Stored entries
------------------------------------
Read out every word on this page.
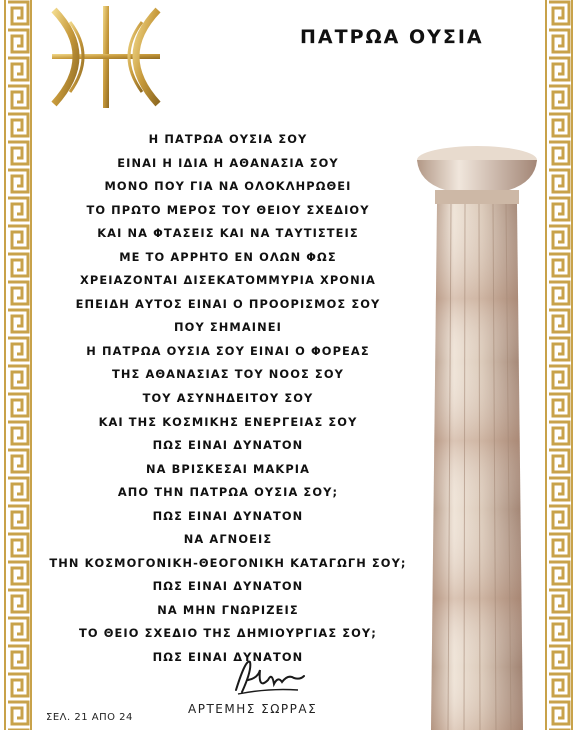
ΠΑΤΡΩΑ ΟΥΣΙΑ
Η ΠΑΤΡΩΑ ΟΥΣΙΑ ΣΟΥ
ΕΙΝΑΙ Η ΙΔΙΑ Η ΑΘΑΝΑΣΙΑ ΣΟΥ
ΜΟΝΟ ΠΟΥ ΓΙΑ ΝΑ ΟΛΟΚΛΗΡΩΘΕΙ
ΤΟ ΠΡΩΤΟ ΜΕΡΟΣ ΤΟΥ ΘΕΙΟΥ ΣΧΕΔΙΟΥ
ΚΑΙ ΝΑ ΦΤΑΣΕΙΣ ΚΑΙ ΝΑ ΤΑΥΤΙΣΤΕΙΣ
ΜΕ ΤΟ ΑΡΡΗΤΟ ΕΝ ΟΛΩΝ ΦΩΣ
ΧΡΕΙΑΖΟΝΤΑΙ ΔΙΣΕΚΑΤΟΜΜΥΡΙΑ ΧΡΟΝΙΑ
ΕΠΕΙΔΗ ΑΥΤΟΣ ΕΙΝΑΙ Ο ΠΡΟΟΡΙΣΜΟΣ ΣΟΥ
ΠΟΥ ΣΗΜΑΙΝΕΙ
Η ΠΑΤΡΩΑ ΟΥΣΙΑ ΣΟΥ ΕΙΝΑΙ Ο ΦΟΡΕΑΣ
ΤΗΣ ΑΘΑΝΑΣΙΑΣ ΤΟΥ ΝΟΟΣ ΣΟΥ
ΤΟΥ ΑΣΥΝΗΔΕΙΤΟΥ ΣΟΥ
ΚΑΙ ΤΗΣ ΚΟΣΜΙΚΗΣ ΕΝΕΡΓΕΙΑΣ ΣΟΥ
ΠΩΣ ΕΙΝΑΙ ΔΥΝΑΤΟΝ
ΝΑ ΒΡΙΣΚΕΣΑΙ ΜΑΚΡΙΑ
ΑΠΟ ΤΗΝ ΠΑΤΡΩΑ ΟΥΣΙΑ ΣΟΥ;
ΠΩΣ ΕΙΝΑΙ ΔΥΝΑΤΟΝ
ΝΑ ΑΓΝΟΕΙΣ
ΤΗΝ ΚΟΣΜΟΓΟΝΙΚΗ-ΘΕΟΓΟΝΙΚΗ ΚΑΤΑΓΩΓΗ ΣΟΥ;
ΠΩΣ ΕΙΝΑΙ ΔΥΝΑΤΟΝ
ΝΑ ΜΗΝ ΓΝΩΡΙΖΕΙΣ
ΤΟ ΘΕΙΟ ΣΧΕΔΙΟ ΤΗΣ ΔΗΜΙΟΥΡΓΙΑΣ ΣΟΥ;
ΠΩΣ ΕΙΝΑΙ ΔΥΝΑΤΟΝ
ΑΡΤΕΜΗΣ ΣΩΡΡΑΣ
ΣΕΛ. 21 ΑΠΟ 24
------------------------------------
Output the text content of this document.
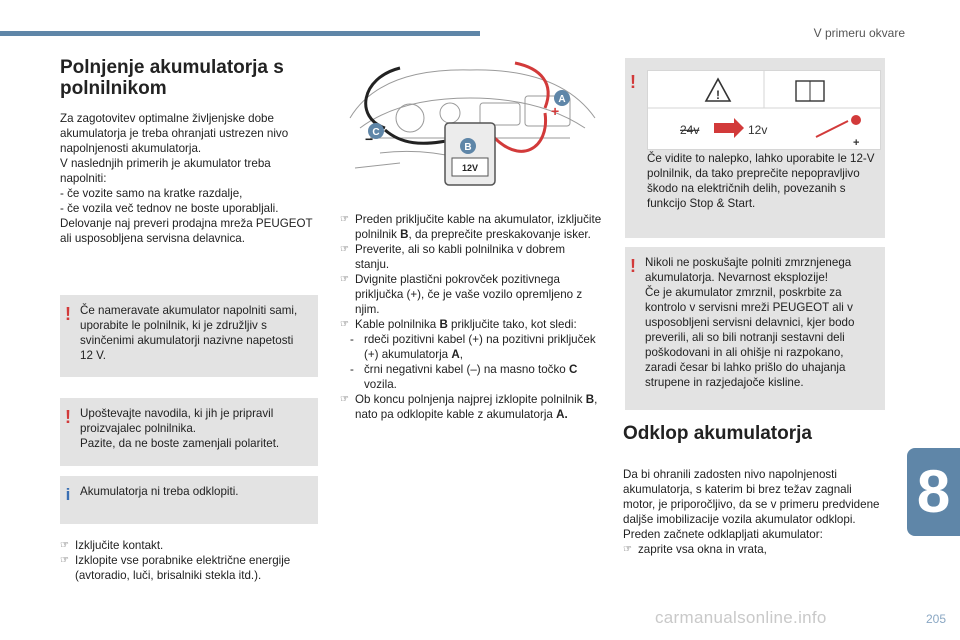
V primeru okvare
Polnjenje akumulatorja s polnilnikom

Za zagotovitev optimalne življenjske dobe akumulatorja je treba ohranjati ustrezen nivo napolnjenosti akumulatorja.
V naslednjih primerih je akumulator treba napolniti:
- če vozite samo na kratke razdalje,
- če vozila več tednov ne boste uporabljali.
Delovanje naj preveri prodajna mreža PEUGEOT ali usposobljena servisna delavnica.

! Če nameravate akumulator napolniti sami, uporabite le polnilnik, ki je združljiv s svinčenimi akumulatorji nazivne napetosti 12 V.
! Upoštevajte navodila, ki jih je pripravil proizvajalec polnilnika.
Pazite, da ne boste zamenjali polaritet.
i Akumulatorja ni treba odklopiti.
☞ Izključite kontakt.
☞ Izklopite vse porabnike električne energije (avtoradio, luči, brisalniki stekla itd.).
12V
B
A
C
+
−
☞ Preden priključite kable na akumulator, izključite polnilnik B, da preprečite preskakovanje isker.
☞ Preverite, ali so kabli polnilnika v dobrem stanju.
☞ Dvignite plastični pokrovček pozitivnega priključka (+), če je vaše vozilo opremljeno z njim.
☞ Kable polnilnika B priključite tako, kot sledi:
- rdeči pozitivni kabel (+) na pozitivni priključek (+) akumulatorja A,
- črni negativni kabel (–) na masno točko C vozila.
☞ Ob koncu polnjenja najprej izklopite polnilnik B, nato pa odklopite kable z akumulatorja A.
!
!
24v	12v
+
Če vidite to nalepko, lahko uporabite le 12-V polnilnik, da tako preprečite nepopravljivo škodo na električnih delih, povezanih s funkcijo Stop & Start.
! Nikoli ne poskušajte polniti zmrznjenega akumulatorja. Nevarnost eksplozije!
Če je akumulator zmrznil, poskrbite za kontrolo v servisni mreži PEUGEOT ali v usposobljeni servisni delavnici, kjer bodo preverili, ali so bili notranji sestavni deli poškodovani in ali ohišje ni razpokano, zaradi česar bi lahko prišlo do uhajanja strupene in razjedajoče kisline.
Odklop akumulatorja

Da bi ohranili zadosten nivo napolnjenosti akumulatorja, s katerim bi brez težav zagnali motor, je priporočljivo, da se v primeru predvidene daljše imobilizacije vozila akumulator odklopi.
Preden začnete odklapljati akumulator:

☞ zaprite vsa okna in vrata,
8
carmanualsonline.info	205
------------------------------------
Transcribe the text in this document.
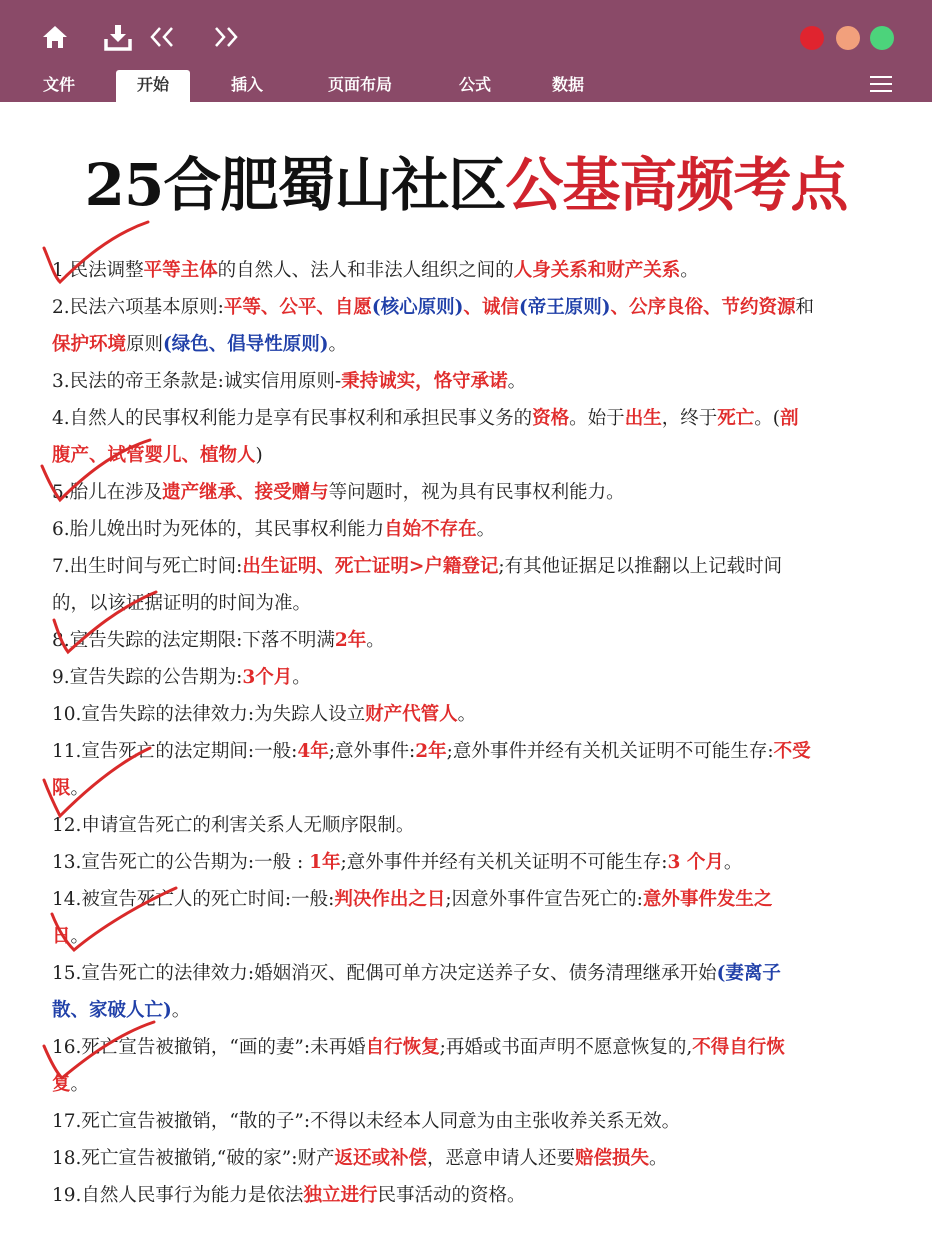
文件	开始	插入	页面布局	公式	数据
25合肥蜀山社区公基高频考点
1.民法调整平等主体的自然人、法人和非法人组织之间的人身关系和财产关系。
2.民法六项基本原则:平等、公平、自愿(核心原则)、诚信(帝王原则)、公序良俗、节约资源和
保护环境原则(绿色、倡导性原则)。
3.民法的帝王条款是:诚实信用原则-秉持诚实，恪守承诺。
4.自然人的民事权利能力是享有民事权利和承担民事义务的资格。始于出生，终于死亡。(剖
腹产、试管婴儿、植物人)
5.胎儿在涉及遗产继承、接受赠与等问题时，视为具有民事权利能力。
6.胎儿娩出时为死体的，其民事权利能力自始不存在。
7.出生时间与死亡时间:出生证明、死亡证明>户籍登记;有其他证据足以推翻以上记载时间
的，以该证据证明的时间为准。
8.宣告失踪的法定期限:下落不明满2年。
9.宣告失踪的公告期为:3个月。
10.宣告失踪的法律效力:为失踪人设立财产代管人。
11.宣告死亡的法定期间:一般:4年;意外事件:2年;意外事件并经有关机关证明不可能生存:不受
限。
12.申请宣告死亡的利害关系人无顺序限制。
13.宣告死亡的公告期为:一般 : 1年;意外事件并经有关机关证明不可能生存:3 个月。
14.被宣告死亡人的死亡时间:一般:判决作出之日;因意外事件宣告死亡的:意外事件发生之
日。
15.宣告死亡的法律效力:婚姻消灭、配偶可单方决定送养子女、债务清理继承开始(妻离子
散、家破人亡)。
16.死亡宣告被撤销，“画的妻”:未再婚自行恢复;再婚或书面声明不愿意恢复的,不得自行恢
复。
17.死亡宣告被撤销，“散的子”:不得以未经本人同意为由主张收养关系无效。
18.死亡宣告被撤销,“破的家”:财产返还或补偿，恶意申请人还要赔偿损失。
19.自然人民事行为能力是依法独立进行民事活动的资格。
------------------------------------
● What the exercise asks: Copy out every line in the entries above that holds "treba".

● Exercise answer:
Za zagotovitev optimalne življenjske dobe akumulatorja je treba ohranjati ustrezen nivo napolnjenosti akumulatorja.
V naslednjih primerih je akumulator treba napolniti:
i Akumulatorja ni treba odklopiti.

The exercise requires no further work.